__Exercise goal__: Write the next part of the news article below about the prison worker charged in the Dannemora escape, starting right after its final paragraph.

__Document text__:

···

Female Prison Worker Accused of Helping Two Convicted Killers Escape Pleads Not Guilty

"We're coming for you, and we will not stop until you are caught."

PLATTSBURGH, N.Y. (AP) -- A worker at an upstate New York maximum-security prison was arraigned Friday night on charges she helped two convicted killers escape last weekend.

Prison tailor shop instructor Joyce Mitchell, 51, was arraigned on the felony charge of promoting prison contraband and misdemeanor count of criminal facilitation. Her lawyer, Keith Bruno, entered a not guilty plea on her behalf.

Joyce Mitchell

Mitchell is accused of befriending inmates David Sweat and Richard Matt at the Clinton Correctional Facility in Dannemora and giving them contraband.

She entered the courtroom with her hands cuffed in front of her, clad in jeans and a green top and looking terrified. She did not speak. She was ordered held in jail on $100,000 cash bail or $200,000 bond on felony count and is due back in court Monday morning.

District Attorney Andrew Wylie said earlier the contraband didn't include power tools used by the men as they cut holes in their cell walls and a steam pipe to escape through a manhole last weekend.

Wylie would not elaborate on the charges Friday as more than 800 law enforcement officers continued to search for the escapees, concentrating in a rural area around the prison in the Adirondacks near the Canadian border. Earlier residents reported seeing two men jumping a stone wall outside Dannemora.

"We're coming for you, and we will not stop until you are caught," state police Maj. Charles Guess said in addressing the escapees as he headed a news conference after Mitchell's arrest.

Guess said officers were getting closer with every step they take on the ground and in the investigation. Though searchers were contending with bad weather so were Sweat and Matt, the major said.

···

__Rows__:
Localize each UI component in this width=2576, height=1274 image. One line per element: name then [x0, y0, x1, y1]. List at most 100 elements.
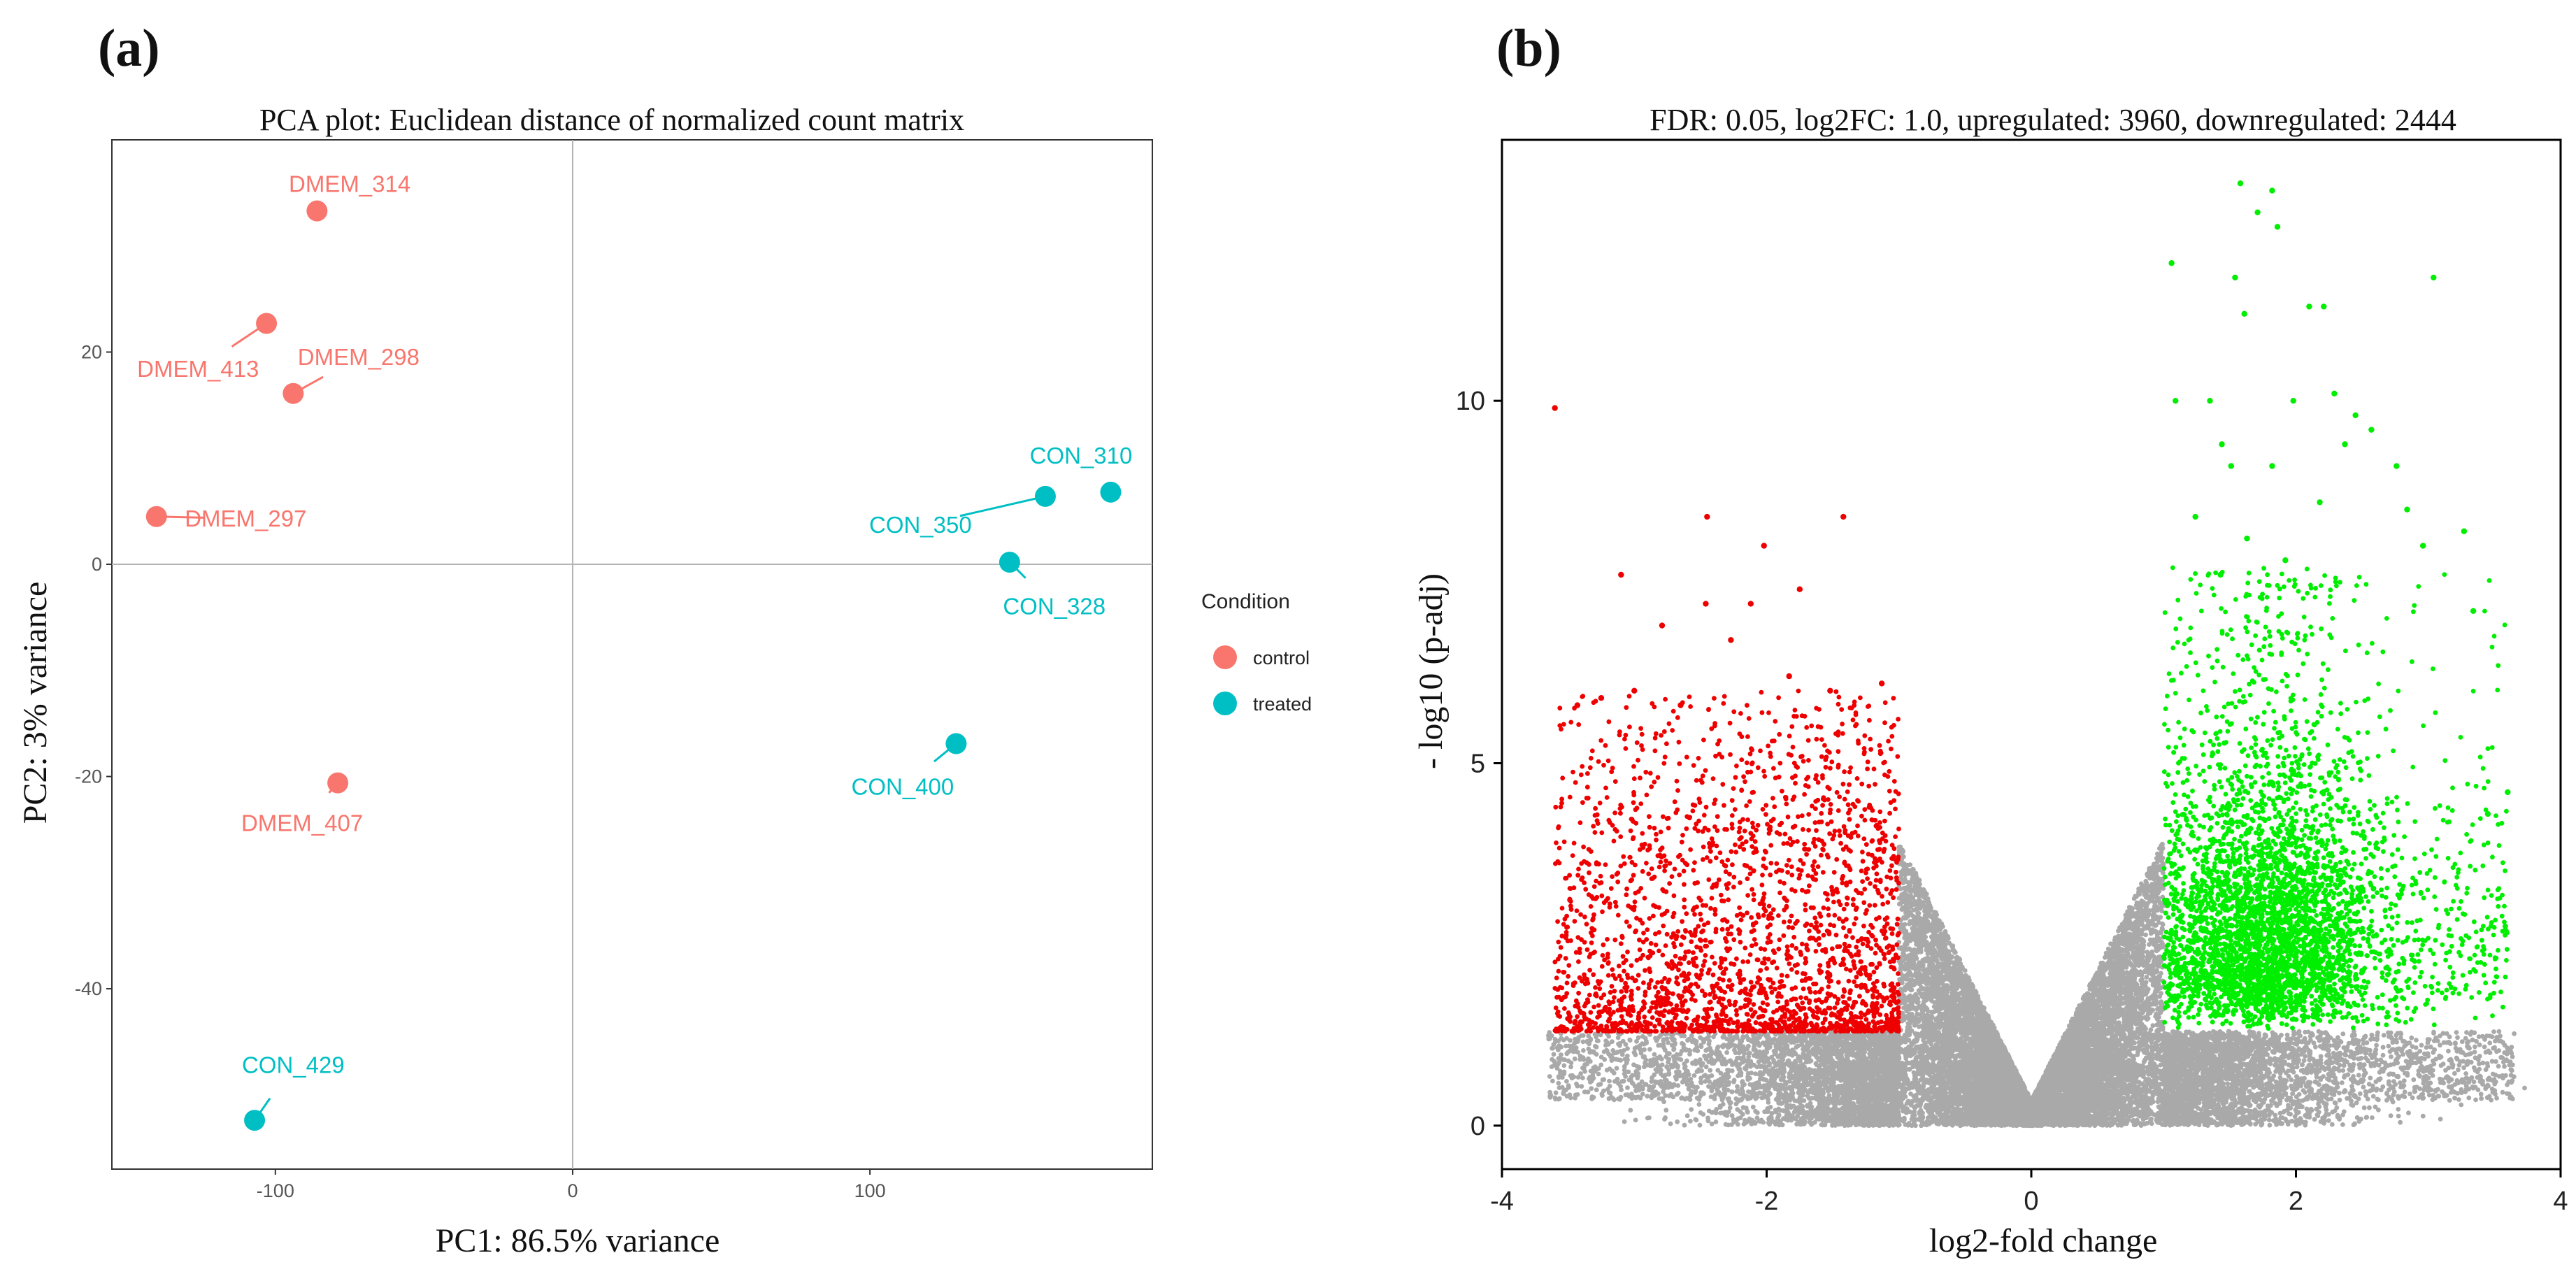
volcano-down-point — [1574, 702, 1581, 708]
volcano-down-point — [1728, 637, 1734, 643]
pca-point — [1034, 485, 1056, 507]
volcano-down-point — [1618, 571, 1624, 578]
volcano-background-points — [1546, 565, 2527, 1129]
panel-b-letter: (b) — [1496, 19, 1561, 78]
volcano-up-point — [2237, 180, 2244, 187]
pca-y-tick-label: 0 — [92, 554, 102, 575]
pca-point — [282, 382, 304, 404]
volcano-down-point — [1704, 513, 1710, 520]
volcano-up-point — [2331, 390, 2338, 397]
volcano-down-point — [1747, 601, 1754, 607]
volcano-up-point — [2321, 303, 2327, 310]
volcano-up-point — [2232, 274, 2238, 281]
volcano-y-tick-label: 5 — [1471, 749, 1485, 778]
volcano-x-tick-label: -4 — [1490, 1187, 1514, 1216]
volcano-x-tick-label: 2 — [2289, 1187, 2303, 1216]
volcano-up-point — [2219, 441, 2225, 448]
volcano-title: FDR: 0.05, log2FC: 1.0, upregulated: 396… — [1650, 103, 2456, 137]
pca-point-label: DMEM_413 — [137, 356, 259, 382]
legend-treated-marker — [1213, 692, 1237, 715]
volcano-highlight-points — [1552, 180, 2511, 817]
volcano-up-point — [2244, 535, 2250, 542]
volcano-up-point — [2173, 397, 2179, 404]
pca-point-label: CON_328 — [1003, 594, 1105, 620]
pca-x-tick-label: 100 — [854, 1180, 886, 1201]
pca-point-label: DMEM_298 — [298, 344, 420, 370]
pca-legend: Condition control treated — [1201, 590, 1312, 715]
pca-plot-frame — [111, 139, 1153, 1170]
pca-y-tick-label: -40 — [75, 978, 102, 999]
pca-point-label: CON_350 — [869, 512, 972, 538]
volcano-down-point — [1761, 543, 1767, 549]
pca-point-label: CON_429 — [242, 1052, 345, 1078]
volcano-down-point — [1703, 601, 1709, 607]
legend-control-marker — [1213, 645, 1237, 669]
pca-point — [306, 200, 328, 222]
volcano-down-points — [1552, 688, 1901, 1034]
volcano-up-point — [2352, 412, 2359, 419]
volcano-up-point — [2290, 397, 2296, 404]
volcano-up-points — [2161, 565, 2510, 1031]
legend-control-label: control — [1253, 647, 1310, 668]
panel-a-letter: (a) — [98, 19, 160, 78]
volcano-up-point — [2306, 303, 2312, 310]
volcano-down-point — [1840, 513, 1847, 520]
volcano-up-point — [2207, 397, 2213, 404]
pca-x-tick-label: -100 — [257, 1180, 294, 1201]
pca-point — [256, 313, 278, 334]
volcano-down-point — [1827, 687, 1833, 694]
volcano-up-point — [2404, 506, 2410, 513]
volcano-up-point — [2168, 260, 2175, 266]
pca-point — [244, 1110, 266, 1131]
legend-treated-label: treated — [1253, 694, 1312, 715]
pca-point — [327, 772, 349, 794]
pca-chart: PCA plot: Euclidean distance of normaliz… — [17, 103, 1312, 1259]
volcano-up-point — [2192, 513, 2198, 520]
pca-point — [999, 551, 1020, 573]
volcano-up-point — [2317, 499, 2323, 506]
pca-y-tick-label: 20 — [81, 342, 102, 363]
volcano-up-point — [2505, 789, 2511, 796]
volcano-up-point — [2269, 187, 2275, 194]
volcano-up-point — [2342, 441, 2348, 448]
volcano-down-point — [1598, 694, 1605, 701]
volcano-up-point — [2393, 463, 2400, 469]
pca-title: PCA plot: Euclidean distance of normaliz… — [259, 103, 964, 137]
volcano-axes: -4 -2 0 2 4 0 5 10 — [1456, 387, 2568, 1216]
pca-point-label: DMEM_297 — [185, 506, 306, 531]
pca-label-connector — [959, 495, 1046, 517]
volcano-up-point — [2274, 224, 2281, 230]
volcano-up-point — [2368, 427, 2375, 433]
volcano-y-axis-label: - log10 (p-adj) — [1412, 573, 1450, 769]
volcano-down-point — [1878, 680, 1885, 687]
volcano-down-point — [1552, 405, 1558, 411]
volcano-down-point — [1786, 673, 1792, 680]
volcano-y-tick-label: 0 — [1471, 1112, 1485, 1141]
volcano-down-point — [1796, 586, 1803, 592]
pca-point-label: DMEM_407 — [241, 810, 363, 836]
pca-point-label: CON_400 — [852, 774, 954, 800]
volcano-x-tick-label: 0 — [2024, 1187, 2038, 1216]
pca-point-labels: DMEM_314 DMEM_413 DMEM_298 DMEM_297 DMEM_407… — [137, 171, 1132, 1078]
volcano-up-point — [2431, 274, 2437, 281]
volcano-up-point — [2470, 608, 2477, 615]
volcano-y-tick-label: 10 — [1456, 387, 1485, 416]
pca-point — [945, 733, 967, 754]
volcano-ns-points — [1546, 841, 2527, 1129]
volcano-down-point — [1631, 687, 1638, 694]
volcano-chart: FDR: 0.05, log2FC: 1.0, upregulated: 396… — [1412, 103, 2568, 1259]
volcano-up-point — [2461, 528, 2468, 534]
pca-point — [1100, 481, 1122, 503]
pca-y-tick-label: -20 — [75, 766, 102, 787]
volcano-up-point — [2282, 557, 2289, 564]
pca-axes: -100 0 100 -40 -20 0 20 — [75, 342, 886, 1201]
pca-zero-lines — [112, 140, 1152, 1169]
volcano-up-point — [2241, 310, 2247, 317]
pca-point — [145, 506, 167, 527]
volcano-up-point — [2254, 209, 2261, 215]
volcano-x-tick-label: 4 — [2553, 1187, 2568, 1216]
pca-y-axis-label: PC2: 3% variance — [17, 582, 54, 824]
volcano-down-point — [1659, 622, 1666, 629]
volcano-up-point — [2228, 463, 2234, 469]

···

__The result__:
"They've got to be cold, wet, tired and hungry" if they haven't escaped the area or found shelter, Guess said.

Mitchell's family has said she wouldn't have helped the convicts break out.

An instructor in the tailor shop where the men worked, Mitchell is also suspected of agreeing to be a getaway driver but didn't show up, leaving the men on foot early Saturday morning.

Mitchell has a job with a yearly salary of $57,697, overseeing inmates who sew clothes and learn to repair sewing machines at the prison. Amid the criminal case, she was suspended without pay.

Within the past year, officials looked into whether Mitchell had improper ties to the 34-year-old Sweat, who was serving a life sentence for killing a sheriff's deputy, Wylie said. He gave no details on the nature of the suspected relationship.

The investigation didn't turn up anything solid enough to warrant disciplinary charges against her, the district attorney said.

Matt was serving 25 years to life for the 1997 kidnap, torture and hacksaw dismemberment of Matt's 76-year-old former boss, whose body was found in pieces in a river.

The state corrections department would not comment on the investigation into how the two inmates escaped or what Mitchell might have provided them. Prison contraband can include such things as cellphones, weapons, drugs, tools and unauthorized clothing.

On Thursday, a person close to the investigation said Mitchell had befriended the two men and agreed to be the getaway driver but never showed up. The person was not authorized to discuss the case and spoke on condition of anonymity.

A former slipper-factory employee who won three terms as tax collector in her town near Dannemora, Mitchell has worked at the prison for at least five years, according to a neighbor, Sharon Currier. Mitchell's husband, Lyle, also works in industrial training there.

"She's a good, good person," Currier said. "She's not somebody who's off the wall."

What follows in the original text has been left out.